Task directions: Return all lines where the word "Pendaftaran" can be found.

Stored entries:

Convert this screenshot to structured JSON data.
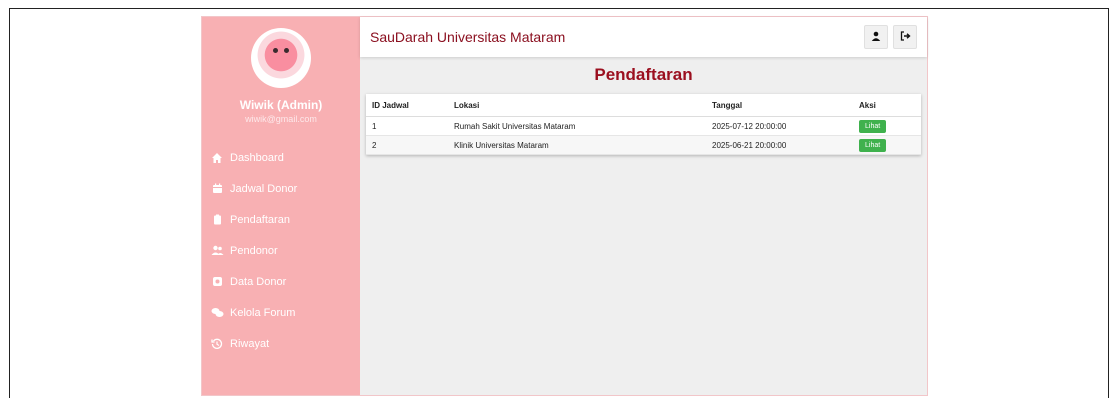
{
  "app_title": "SauDarah Universitas Mataram",
  "user": {
    "name": "Wiwik (Admin)",
    "email": "wiwik@gmail.com"
  },
  "sidebar": {
    "items": [
      {
        "label": "Dashboard",
        "icon": "home-icon"
      },
      {
        "label": "Jadwal Donor",
        "icon": "calendar-icon"
      },
      {
        "label": "Pendaftaran",
        "icon": "clipboard-icon"
      },
      {
        "label": "Pendonor",
        "icon": "users-icon"
      },
      {
        "label": "Data Donor",
        "icon": "database-icon"
      },
      {
        "label": "Kelola Forum",
        "icon": "forum-icon"
      },
      {
        "label": "Riwayat",
        "icon": "history-icon"
      }
    ]
  },
  "page": {
    "title": "Pendaftaran"
  },
  "table": {
    "headers": [
      "ID Jadwal",
      "Lokasi",
      "Tanggal",
      "Aksi"
    ],
    "rows": [
      {
        "id": "1",
        "lokasi": "Rumah Sakit Universitas Mataram",
        "tanggal": "2025-07-12 20:00:00",
        "aksi": "Lihat"
      },
      {
        "id": "2",
        "lokasi": "Klinik Universitas Mataram",
        "tanggal": "2025-06-21 20:00:00",
        "aksi": "Lihat"
      }
    ]
  },
  "colors": {
    "sidebar_bg": "#f8b0b3",
    "accent": "#9b0f1f",
    "button_green": "#3fb14d"
  }
}
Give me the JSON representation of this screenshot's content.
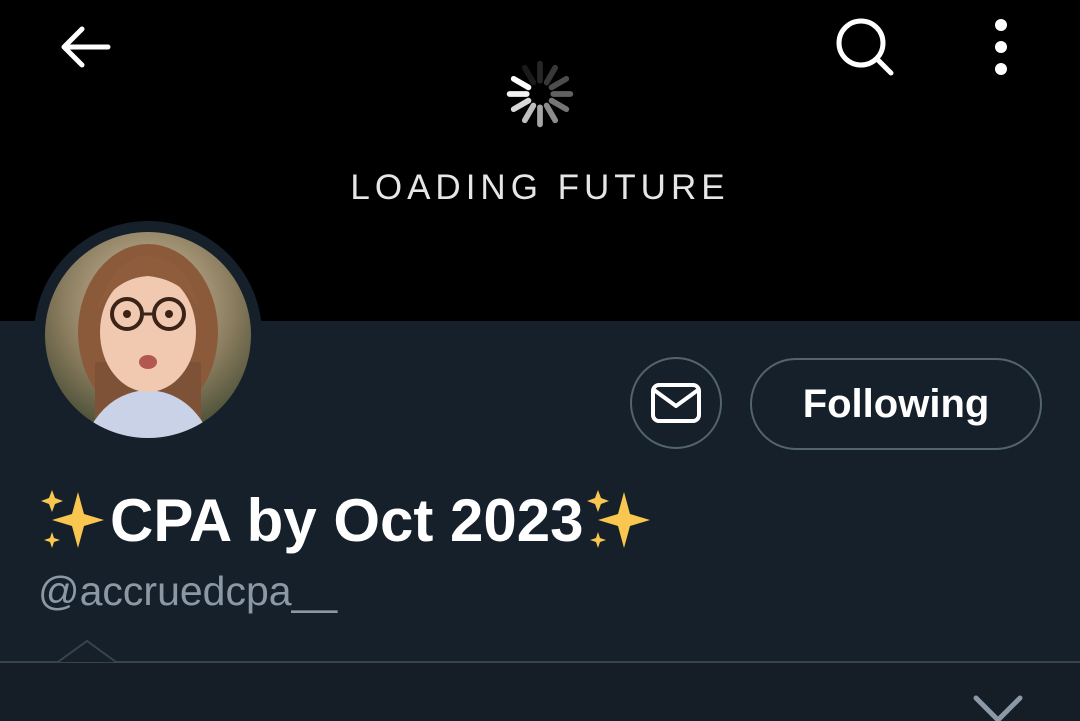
{
  "header": {
    "back_icon": "arrow-left-icon",
    "search_icon": "search-icon",
    "more_icon": "more-vertical-icon"
  },
  "banner": {
    "spinner_icon": "loading-spinner-icon",
    "text": "LOADING FUTURE",
    "background": "#000000"
  },
  "profile": {
    "avatar_icon": "avatar",
    "display_name": "CPA by Oct 2023",
    "name_emoji": "sparkles-icon",
    "handle": "@accruedcpa__"
  },
  "actions": {
    "message_icon": "envelope-icon",
    "follow_label": "Following"
  },
  "tabs": {
    "expand_icon": "chevron-down-icon"
  },
  "colors": {
    "background": "#15202b",
    "border": "#536471",
    "secondary_text": "#8b98a5",
    "sparkle": "#f9c74f"
  }
}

Answer to the exercise:
        "label": "Pendaftaran",
    "title": "Pendaftaran"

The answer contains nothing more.